(Short task):
Print every one of the following rows word for word, with nothing added or changed.

--- begin Records to process ---

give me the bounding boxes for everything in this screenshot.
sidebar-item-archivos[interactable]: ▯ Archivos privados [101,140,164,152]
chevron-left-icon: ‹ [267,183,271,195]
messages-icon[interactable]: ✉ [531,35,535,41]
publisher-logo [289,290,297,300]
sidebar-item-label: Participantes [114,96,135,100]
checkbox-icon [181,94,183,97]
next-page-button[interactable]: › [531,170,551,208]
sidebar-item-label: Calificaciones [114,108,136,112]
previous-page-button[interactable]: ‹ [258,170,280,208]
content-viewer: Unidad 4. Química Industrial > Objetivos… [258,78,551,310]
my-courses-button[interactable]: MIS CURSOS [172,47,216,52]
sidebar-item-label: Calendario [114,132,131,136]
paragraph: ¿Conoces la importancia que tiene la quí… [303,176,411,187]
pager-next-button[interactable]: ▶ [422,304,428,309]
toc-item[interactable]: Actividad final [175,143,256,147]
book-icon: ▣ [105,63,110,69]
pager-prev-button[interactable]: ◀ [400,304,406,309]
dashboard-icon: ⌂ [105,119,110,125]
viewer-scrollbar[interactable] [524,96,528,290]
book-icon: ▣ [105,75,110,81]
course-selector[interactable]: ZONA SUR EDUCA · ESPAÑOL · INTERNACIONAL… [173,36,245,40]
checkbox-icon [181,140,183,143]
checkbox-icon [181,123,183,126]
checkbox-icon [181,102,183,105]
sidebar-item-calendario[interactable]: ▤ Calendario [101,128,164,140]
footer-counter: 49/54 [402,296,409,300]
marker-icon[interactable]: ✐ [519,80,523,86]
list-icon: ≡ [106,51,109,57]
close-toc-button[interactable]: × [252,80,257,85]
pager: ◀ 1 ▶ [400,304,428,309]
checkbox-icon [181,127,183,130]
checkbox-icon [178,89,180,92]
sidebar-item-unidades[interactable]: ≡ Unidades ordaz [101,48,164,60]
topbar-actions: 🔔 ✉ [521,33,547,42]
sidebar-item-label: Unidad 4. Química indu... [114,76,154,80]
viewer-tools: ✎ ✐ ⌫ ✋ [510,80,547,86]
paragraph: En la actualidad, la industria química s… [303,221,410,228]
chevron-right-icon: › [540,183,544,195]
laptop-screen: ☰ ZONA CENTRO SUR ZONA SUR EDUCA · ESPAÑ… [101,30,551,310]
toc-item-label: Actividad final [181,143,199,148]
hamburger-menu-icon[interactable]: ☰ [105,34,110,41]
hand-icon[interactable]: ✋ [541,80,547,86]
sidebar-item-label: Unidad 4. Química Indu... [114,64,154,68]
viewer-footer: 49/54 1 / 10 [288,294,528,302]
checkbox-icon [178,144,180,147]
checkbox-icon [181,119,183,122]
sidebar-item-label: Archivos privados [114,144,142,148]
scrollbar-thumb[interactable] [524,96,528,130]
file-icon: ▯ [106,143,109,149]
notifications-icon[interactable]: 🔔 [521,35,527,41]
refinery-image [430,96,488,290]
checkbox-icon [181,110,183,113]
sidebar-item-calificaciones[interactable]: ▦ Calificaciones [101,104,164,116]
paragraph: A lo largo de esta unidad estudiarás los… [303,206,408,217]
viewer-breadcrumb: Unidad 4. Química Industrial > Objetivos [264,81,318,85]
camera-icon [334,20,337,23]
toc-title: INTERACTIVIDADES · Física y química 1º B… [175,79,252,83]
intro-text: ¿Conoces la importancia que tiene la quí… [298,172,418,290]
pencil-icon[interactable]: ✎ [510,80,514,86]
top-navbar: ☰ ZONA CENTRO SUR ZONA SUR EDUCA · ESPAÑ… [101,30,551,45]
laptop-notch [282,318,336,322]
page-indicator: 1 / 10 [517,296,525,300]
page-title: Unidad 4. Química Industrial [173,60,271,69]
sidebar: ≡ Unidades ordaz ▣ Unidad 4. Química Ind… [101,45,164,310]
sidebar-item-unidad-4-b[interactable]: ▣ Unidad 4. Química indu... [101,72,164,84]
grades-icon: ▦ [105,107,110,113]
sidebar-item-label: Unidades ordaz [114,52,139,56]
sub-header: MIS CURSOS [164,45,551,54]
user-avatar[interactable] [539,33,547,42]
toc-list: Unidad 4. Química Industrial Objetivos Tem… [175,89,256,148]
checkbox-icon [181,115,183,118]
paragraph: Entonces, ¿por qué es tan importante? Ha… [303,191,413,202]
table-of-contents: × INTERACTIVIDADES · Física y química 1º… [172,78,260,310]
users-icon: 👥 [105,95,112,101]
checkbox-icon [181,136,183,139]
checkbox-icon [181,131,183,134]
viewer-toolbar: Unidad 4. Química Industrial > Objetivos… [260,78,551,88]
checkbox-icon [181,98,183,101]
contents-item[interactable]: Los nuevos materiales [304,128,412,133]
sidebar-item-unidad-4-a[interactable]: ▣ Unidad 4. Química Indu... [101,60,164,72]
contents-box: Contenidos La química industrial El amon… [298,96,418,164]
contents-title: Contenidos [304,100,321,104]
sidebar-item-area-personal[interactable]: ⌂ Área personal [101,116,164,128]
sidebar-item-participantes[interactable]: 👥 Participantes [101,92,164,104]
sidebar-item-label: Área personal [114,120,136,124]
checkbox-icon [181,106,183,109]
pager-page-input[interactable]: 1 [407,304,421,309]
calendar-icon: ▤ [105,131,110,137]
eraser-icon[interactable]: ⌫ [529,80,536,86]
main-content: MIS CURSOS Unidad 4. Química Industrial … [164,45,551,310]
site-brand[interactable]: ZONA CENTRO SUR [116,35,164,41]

--- end Records to process ---

(Solution for this exercise):
give me the bounding boxes for everything in this screenshot.
sidebar-item-archivos[interactable]: ▯ Archivos privados [101,140,164,152]
chevron-left-icon: ‹ [267,183,271,195]
messages-icon[interactable]: ✉ [531,35,535,41]
publisher-logo [289,290,297,300]
sidebar-item-label: Participantes [114,96,135,100]
checkbox-icon [181,94,183,97]
next-page-button[interactable]: › [531,170,551,208]
sidebar-item-label: Calificaciones [114,108,136,112]
previous-page-button[interactable]: ‹ [258,170,280,208]
content-viewer: Unidad 4. Química Industrial > Objetivos… [258,78,551,310]
my-courses-button[interactable]: MIS CURSOS [172,47,216,52]
sidebar-item-label: Calendario [114,132,131,136]
paragraph: ¿Conoces la importancia que tiene la quí… [303,176,411,187]
pager-next-button[interactable]: ▶ [422,304,428,309]
toc-item[interactable]: Actividad final [175,143,256,147]
book-icon: ▣ [105,63,110,69]
pager-prev-button[interactable]: ◀ [400,304,406,309]
dashboard-icon: ⌂ [105,119,110,125]
viewer-scrollbar[interactable] [524,96,528,290]
book-icon: ▣ [105,75,110,81]
course-selector[interactable]: ZONA SUR EDUCA · ESPAÑOL · INTERNACIONAL… [173,36,245,40]
checkbox-icon [181,140,183,143]
checkbox-icon [181,123,183,126]
checkbox-icon [181,102,183,105]
sidebar-item-calendario[interactable]: ▤ Calendario [101,128,164,140]
footer-counter: 49/54 [402,296,409,300]
marker-icon[interactable]: ✐ [519,80,523,86]
list-icon: ≡ [106,51,109,57]
close-toc-button[interactable]: × [252,80,257,85]
pager: ◀ 1 ▶ [400,304,428,309]
checkbox-icon [181,127,183,130]
checkbox-icon [178,89,180,92]
sidebar-item-unidades[interactable]: ≡ Unidades ordaz [101,48,164,60]
topbar-actions: 🔔 ✉ [521,33,547,42]
sidebar-item-label: Unidad 4. Química indu... [114,76,154,80]
viewer-tools: ✎ ✐ ⌫ ✋ [510,80,547,86]
paragraph: En la actualidad, la industria química s… [303,221,410,228]
chevron-right-icon: › [540,183,544,195]
laptop-screen: ☰ ZONA CENTRO SUR ZONA SUR EDUCA · ESPAÑ… [101,30,551,310]
toc-item-label: Actividad final [181,143,199,148]
hamburger-menu-icon[interactable]: ☰ [105,34,110,41]
hand-icon[interactable]: ✋ [541,80,547,86]
sidebar-item-label: Unidad 4. Química Indu... [114,64,154,68]
viewer-footer: 49/54 1 / 10 [288,294,528,302]
checkbox-icon [178,144,180,147]
checkbox-icon [181,119,183,122]
sidebar-item-label: Archivos privados [114,144,142,148]
scrollbar-thumb[interactable] [524,96,528,130]
file-icon: ▯ [106,143,109,149]
notifications-icon[interactable]: 🔔 [521,35,527,41]
refinery-image [430,96,488,290]
checkbox-icon [181,110,183,113]
sidebar-item-calificaciones[interactable]: ▦ Calificaciones [101,104,164,116]
paragraph: A lo largo de esta unidad estudiarás los… [303,206,408,217]
viewer-breadcrumb: Unidad 4. Química Industrial > Objetivos [264,81,318,85]
camera-icon [334,20,337,23]
toc-title: INTERACTIVIDADES · Física y química 1º B… [175,79,252,83]
intro-text: ¿Conoces la importancia que tiene la quí… [298,172,418,290]
pencil-icon[interactable]: ✎ [510,80,514,86]
top-navbar: ☰ ZONA CENTRO SUR ZONA SUR EDUCA · ESPAÑ… [101,30,551,45]
laptop-notch [282,318,336,322]
page-indicator: 1 / 10 [517,296,525,300]
page-title: Unidad 4. Química Industrial [173,60,271,69]
sidebar: ≡ Unidades ordaz ▣ Unidad 4. Química Ind… [101,45,164,310]
sidebar-item-unidad-4-b[interactable]: ▣ Unidad 4. Química indu... [101,72,164,84]
grades-icon: ▦ [105,107,110,113]
sidebar-item-label: Unidades ordaz [114,52,139,56]
sub-header: MIS CURSOS [164,45,551,54]
user-avatar[interactable] [539,33,547,42]
toc-list: Unidad 4. Química Industrial Objetivos Tem… [175,89,256,148]
checkbox-icon [181,115,183,118]
paragraph: Entonces, ¿por qué es tan importante? Ha… [303,191,413,202]
table-of-contents: × INTERACTIVIDADES · Física y química 1º… [172,78,260,310]
users-icon: 👥 [105,95,112,101]
checkbox-icon [181,136,183,139]
checkbox-icon [181,131,183,134]
viewer-toolbar: Unidad 4. Química Industrial > Objetivos… [260,78,551,88]
checkbox-icon [181,98,183,101]
contents-item[interactable]: Los nuevos materiales [304,128,412,133]
sidebar-item-unidad-4-a[interactable]: ▣ Unidad 4. Química Indu... [101,60,164,72]
contents-box: Contenidos La química industrial El amon… [298,96,418,164]
contents-title: Contenidos [304,100,321,104]
sidebar-item-area-personal[interactable]: ⌂ Área personal [101,116,164,128]
sidebar-item-participantes[interactable]: 👥 Participantes [101,92,164,104]
sidebar-item-label: Área personal [114,120,136,124]
checkbox-icon [181,106,183,109]
pager-page-input[interactable]: 1 [407,304,421,309]
calendar-icon: ▤ [105,131,110,137]
eraser-icon[interactable]: ⌫ [529,80,536,86]
main-content: MIS CURSOS Unidad 4. Química Industrial … [164,45,551,310]
site-brand[interactable]: ZONA CENTRO SUR [116,35,164,41]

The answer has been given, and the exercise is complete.